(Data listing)
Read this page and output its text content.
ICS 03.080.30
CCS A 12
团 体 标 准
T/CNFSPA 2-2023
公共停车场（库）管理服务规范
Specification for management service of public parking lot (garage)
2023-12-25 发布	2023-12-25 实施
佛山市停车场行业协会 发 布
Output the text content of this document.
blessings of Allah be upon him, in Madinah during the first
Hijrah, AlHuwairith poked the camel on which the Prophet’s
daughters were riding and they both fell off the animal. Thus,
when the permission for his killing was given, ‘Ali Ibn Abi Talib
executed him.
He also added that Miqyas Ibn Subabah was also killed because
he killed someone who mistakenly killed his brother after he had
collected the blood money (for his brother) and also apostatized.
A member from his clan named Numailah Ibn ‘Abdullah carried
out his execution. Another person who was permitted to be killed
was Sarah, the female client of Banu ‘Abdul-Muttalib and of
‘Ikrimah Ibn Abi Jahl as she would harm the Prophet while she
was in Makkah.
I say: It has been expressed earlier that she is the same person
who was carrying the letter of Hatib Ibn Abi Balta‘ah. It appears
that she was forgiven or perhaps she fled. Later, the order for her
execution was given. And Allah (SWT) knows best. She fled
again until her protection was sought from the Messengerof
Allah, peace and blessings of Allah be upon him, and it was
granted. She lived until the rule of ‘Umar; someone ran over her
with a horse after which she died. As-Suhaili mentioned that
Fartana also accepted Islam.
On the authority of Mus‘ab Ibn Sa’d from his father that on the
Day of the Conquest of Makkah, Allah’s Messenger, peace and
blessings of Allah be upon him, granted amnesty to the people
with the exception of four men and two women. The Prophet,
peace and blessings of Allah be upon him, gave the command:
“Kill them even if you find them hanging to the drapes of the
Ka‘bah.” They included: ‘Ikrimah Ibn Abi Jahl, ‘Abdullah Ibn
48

AIM:
Give only the number of lines in the listing above that include the string "also".

EXERCISE RESPONSE:
3